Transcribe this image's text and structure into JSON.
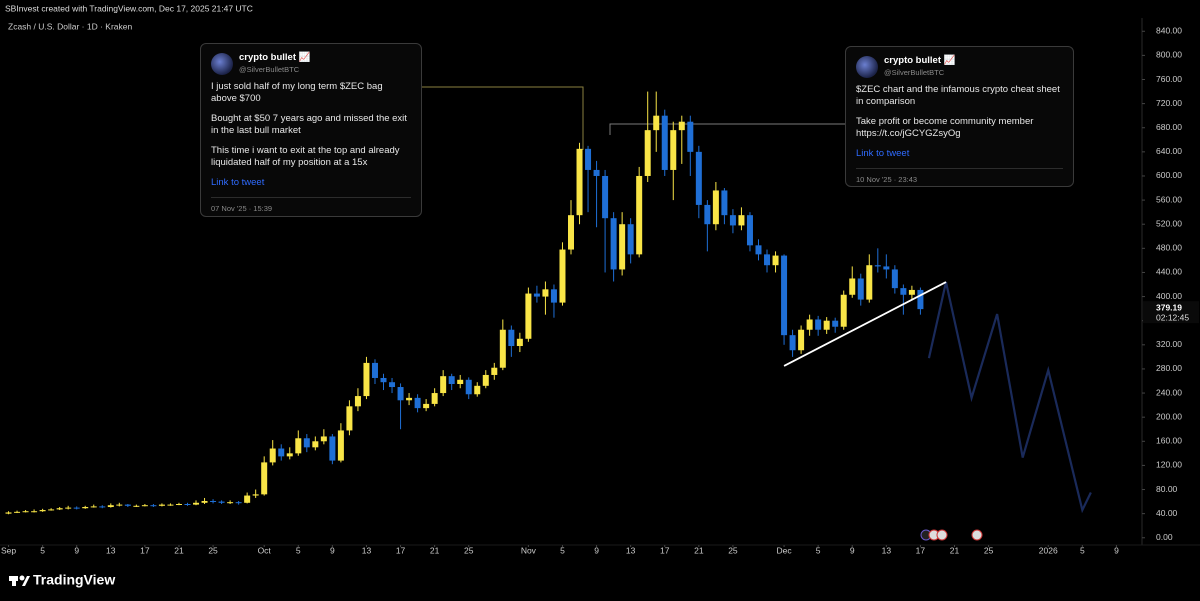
{
  "header": "SBInvest created with TradingView.com, Dec 17, 2025 21:47 UTC",
  "brand": "TradingView",
  "tweets": [
    {
      "name": "crypto bullet 📈",
      "handle": "@SilverBulletBTC",
      "paragraphs": [
        "I just sold half of my long term $ZEC bag above $700",
        "Bought at $50 7 years ago and missed the exit in the last bull market",
        "This time i want to exit at the top and already liquidated half of my position at a 15x"
      ],
      "link": "Link to tweet",
      "date": "07 Nov '25 · 15:39"
    },
    {
      "name": "crypto bullet 📈",
      "handle": "@SilverBulletBTC",
      "paragraphs": [
        "$ZEC chart and the infamous crypto cheat sheet in comparison",
        "Take profit or become community member https://t.co/jGCYGZsyOg"
      ],
      "link": "Link to tweet",
      "date": "10 Nov '25 · 23:43"
    }
  ],
  "chart_data": {
    "type": "candlestick",
    "title": "Zcash / U.S. Dollar · 1D · Kraken",
    "up_color": "#f9e547",
    "down_color": "#1f6fd6",
    "grid": false,
    "x": [
      "2025-09-01",
      "2025-09-02",
      "2025-09-03",
      "2025-09-04",
      "2025-09-05",
      "2025-09-06",
      "2025-09-07",
      "2025-09-08",
      "2025-09-09",
      "2025-09-10",
      "2025-09-11",
      "2025-09-12",
      "2025-09-13",
      "2025-09-14",
      "2025-09-15",
      "2025-09-16",
      "2025-09-17",
      "2025-09-18",
      "2025-09-19",
      "2025-09-20",
      "2025-09-21",
      "2025-09-22",
      "2025-09-23",
      "2025-09-24",
      "2025-09-25",
      "2025-09-26",
      "2025-09-27",
      "2025-09-28",
      "2025-09-29",
      "2025-09-30",
      "2025-10-01",
      "2025-10-02",
      "2025-10-03",
      "2025-10-04",
      "2025-10-05",
      "2025-10-06",
      "2025-10-07",
      "2025-10-08",
      "2025-10-09",
      "2025-10-10",
      "2025-10-11",
      "2025-10-12",
      "2025-10-13",
      "2025-10-14",
      "2025-10-15",
      "2025-10-16",
      "2025-10-17",
      "2025-10-18",
      "2025-10-19",
      "2025-10-20",
      "2025-10-21",
      "2025-10-22",
      "2025-10-23",
      "2025-10-24",
      "2025-10-25",
      "2025-10-26",
      "2025-10-27",
      "2025-10-28",
      "2025-10-29",
      "2025-10-30",
      "2025-10-31",
      "2025-11-01",
      "2025-11-02",
      "2025-11-03",
      "2025-11-04",
      "2025-11-05",
      "2025-11-06",
      "2025-11-07",
      "2025-11-08",
      "2025-11-09",
      "2025-11-10",
      "2025-11-11",
      "2025-11-12",
      "2025-11-13",
      "2025-11-14",
      "2025-11-15",
      "2025-11-16",
      "2025-11-17",
      "2025-11-18",
      "2025-11-19",
      "2025-11-20",
      "2025-11-21",
      "2025-11-22",
      "2025-11-23",
      "2025-11-24",
      "2025-11-25",
      "2025-11-26",
      "2025-11-27",
      "2025-11-28",
      "2025-11-29",
      "2025-11-30",
      "2025-12-01",
      "2025-12-02",
      "2025-12-03",
      "2025-12-04",
      "2025-12-05",
      "2025-12-06",
      "2025-12-07",
      "2025-12-08",
      "2025-12-09",
      "2025-12-10",
      "2025-12-11",
      "2025-12-12",
      "2025-12-13",
      "2025-12-14",
      "2025-12-15",
      "2025-12-16",
      "2025-12-17"
    ],
    "open": [
      40,
      42,
      43,
      44,
      44,
      46,
      47,
      49,
      50,
      49,
      51,
      52,
      51,
      54,
      55,
      53,
      53,
      54,
      53,
      55,
      55,
      56,
      55,
      58,
      61,
      60,
      58,
      59,
      58,
      70,
      72,
      125,
      148,
      135,
      140,
      165,
      150,
      160,
      168,
      128,
      178,
      218,
      235,
      290,
      265,
      258,
      250,
      228,
      232,
      215,
      222,
      240,
      268,
      255,
      262,
      238,
      252,
      270,
      282,
      345,
      318,
      330,
      405,
      400,
      412,
      390,
      478,
      535,
      645,
      610,
      600,
      530,
      445,
      520,
      470,
      600,
      676,
      700,
      610,
      676,
      690,
      640,
      552,
      520,
      576,
      535,
      518,
      535,
      485,
      470,
      452,
      468,
      336,
      311,
      345,
      362,
      345,
      360,
      350,
      403,
      430,
      395,
      452,
      450,
      445,
      414,
      403,
      411
    ],
    "high": [
      44,
      45,
      46,
      47,
      48,
      49,
      51,
      53,
      52,
      53,
      55,
      54,
      57,
      58,
      56,
      55,
      56,
      56,
      57,
      57,
      58,
      58,
      62,
      66,
      64,
      62,
      62,
      61,
      75,
      80,
      135,
      162,
      155,
      150,
      178,
      172,
      168,
      180,
      172,
      190,
      228,
      248,
      300,
      296,
      272,
      265,
      256,
      240,
      238,
      230,
      248,
      278,
      272,
      270,
      266,
      258,
      278,
      290,
      362,
      352,
      340,
      415,
      418,
      425,
      420,
      490,
      560,
      655,
      650,
      625,
      610,
      540,
      540,
      530,
      615,
      740,
      740,
      710,
      690,
      700,
      700,
      650,
      560,
      590,
      580,
      545,
      548,
      540,
      495,
      478,
      475,
      470,
      345,
      352,
      370,
      368,
      366,
      365,
      410,
      450,
      438,
      470,
      480,
      470,
      452,
      420,
      418,
      415
    ],
    "low": [
      39,
      41,
      42,
      42,
      43,
      45,
      46,
      47,
      47,
      48,
      50,
      49,
      50,
      52,
      51,
      51,
      52,
      51,
      52,
      53,
      54,
      53,
      54,
      56,
      57,
      56,
      56,
      55,
      57,
      66,
      70,
      120,
      128,
      130,
      136,
      142,
      145,
      155,
      122,
      125,
      170,
      210,
      230,
      255,
      245,
      240,
      180,
      220,
      208,
      210,
      218,
      235,
      245,
      248,
      230,
      234,
      248,
      262,
      278,
      300,
      308,
      325,
      390,
      370,
      365,
      385,
      470,
      520,
      540,
      515,
      440,
      425,
      435,
      455,
      465,
      590,
      640,
      600,
      560,
      620,
      600,
      530,
      475,
      510,
      520,
      505,
      510,
      475,
      460,
      440,
      440,
      320,
      300,
      305,
      335,
      335,
      338,
      340,
      345,
      398,
      385,
      390,
      440,
      430,
      405,
      370,
      395,
      370
    ],
    "close": [
      42,
      43,
      44,
      44,
      46,
      47,
      49,
      50,
      49,
      51,
      52,
      51,
      54,
      55,
      53,
      53,
      54,
      53,
      55,
      55,
      56,
      55,
      58,
      61,
      60,
      58,
      59,
      58,
      70,
      72,
      125,
      148,
      135,
      140,
      165,
      150,
      160,
      168,
      128,
      178,
      218,
      235,
      290,
      265,
      258,
      250,
      228,
      232,
      215,
      222,
      240,
      268,
      255,
      262,
      238,
      252,
      270,
      282,
      345,
      318,
      330,
      405,
      400,
      412,
      390,
      478,
      535,
      645,
      610,
      600,
      530,
      445,
      520,
      470,
      600,
      676,
      700,
      610,
      676,
      690,
      640,
      552,
      520,
      576,
      535,
      518,
      535,
      485,
      470,
      452,
      468,
      336,
      311,
      345,
      362,
      345,
      360,
      350,
      403,
      430,
      395,
      452,
      450,
      445,
      414,
      403,
      411,
      379.19
    ],
    "last_price": 379.19,
    "countdown": "02:12:45",
    "trendline": {
      "x": [
        "2025-12-01",
        "2025-12-20"
      ],
      "values": [
        285,
        424
      ],
      "color": "#ffffff"
    },
    "projection": {
      "x": [
        "2025-12-18",
        "2025-12-20",
        "2025-12-23",
        "2025-12-26",
        "2025-12-29",
        "2026-01-01",
        "2026-01-05",
        "2026-01-06"
      ],
      "values": [
        298,
        424,
        232,
        371,
        133,
        278,
        46,
        75
      ],
      "color": "#1a2a5a"
    },
    "xlim": [
      "2025-08-31",
      "2026-01-12"
    ],
    "xticks": [
      {
        "value": "2025-09-01",
        "label": "Sep"
      },
      {
        "value": "2025-09-05",
        "label": "5"
      },
      {
        "value": "2025-09-09",
        "label": "9"
      },
      {
        "value": "2025-09-13",
        "label": "13"
      },
      {
        "value": "2025-09-17",
        "label": "17"
      },
      {
        "value": "2025-09-21",
        "label": "21"
      },
      {
        "value": "2025-09-25",
        "label": "25"
      },
      {
        "value": "2025-10-01",
        "label": "Oct"
      },
      {
        "value": "2025-10-05",
        "label": "5"
      },
      {
        "value": "2025-10-09",
        "label": "9"
      },
      {
        "value": "2025-10-13",
        "label": "13"
      },
      {
        "value": "2025-10-17",
        "label": "17"
      },
      {
        "value": "2025-10-21",
        "label": "21"
      },
      {
        "value": "2025-10-25",
        "label": "25"
      },
      {
        "value": "2025-11-01",
        "label": "Nov"
      },
      {
        "value": "2025-11-05",
        "label": "5"
      },
      {
        "value": "2025-11-09",
        "label": "9"
      },
      {
        "value": "2025-11-13",
        "label": "13"
      },
      {
        "value": "2025-11-17",
        "label": "17"
      },
      {
        "value": "2025-11-21",
        "label": "21"
      },
      {
        "value": "2025-11-25",
        "label": "25"
      },
      {
        "value": "2025-12-01",
        "label": "Dec"
      },
      {
        "value": "2025-12-05",
        "label": "5"
      },
      {
        "value": "2025-12-09",
        "label": "9"
      },
      {
        "value": "2025-12-13",
        "label": "13"
      },
      {
        "value": "2025-12-17",
        "label": "17"
      },
      {
        "value": "2025-12-21",
        "label": "21"
      },
      {
        "value": "2025-12-25",
        "label": "25"
      },
      {
        "value": "2026-01-01",
        "label": "2026"
      },
      {
        "value": "2026-01-05",
        "label": "5"
      },
      {
        "value": "2026-01-09",
        "label": "9"
      }
    ],
    "ylim": [
      -12,
      862
    ],
    "yticks": [
      {
        "value": 0,
        "label": "0.00"
      },
      {
        "value": 40,
        "label": "40.00"
      },
      {
        "value": 80,
        "label": "80.00"
      },
      {
        "value": 120,
        "label": "120.00"
      },
      {
        "value": 160,
        "label": "160.00"
      },
      {
        "value": 200,
        "label": "200.00"
      },
      {
        "value": 240,
        "label": "240.00"
      },
      {
        "value": 280,
        "label": "280.00"
      },
      {
        "value": 320,
        "label": "320.00"
      },
      {
        "value": 360,
        "label": "360.00"
      },
      {
        "value": 400,
        "label": "400.00"
      },
      {
        "value": 440,
        "label": "440.00"
      },
      {
        "value": 480,
        "label": "480.00"
      },
      {
        "value": 520,
        "label": "520.00"
      },
      {
        "value": 560,
        "label": "560.00"
      },
      {
        "value": 600,
        "label": "600.00"
      },
      {
        "value": 640,
        "label": "640.00"
      },
      {
        "value": 680,
        "label": "680.00"
      },
      {
        "value": 720,
        "label": "720.00"
      },
      {
        "value": 760,
        "label": "760.00"
      },
      {
        "value": 800,
        "label": "800.00"
      },
      {
        "value": 840,
        "label": "840.00"
      }
    ]
  }
}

### Exercise brief:
Find the lines above that contain the word "exit" and collect them.

### Answer to the exercise:
        "Bought at $50 7 years ago and missed the exit in the last bull market",
        "This time i want to exit at the top and already liquidated half of my position at a 15x"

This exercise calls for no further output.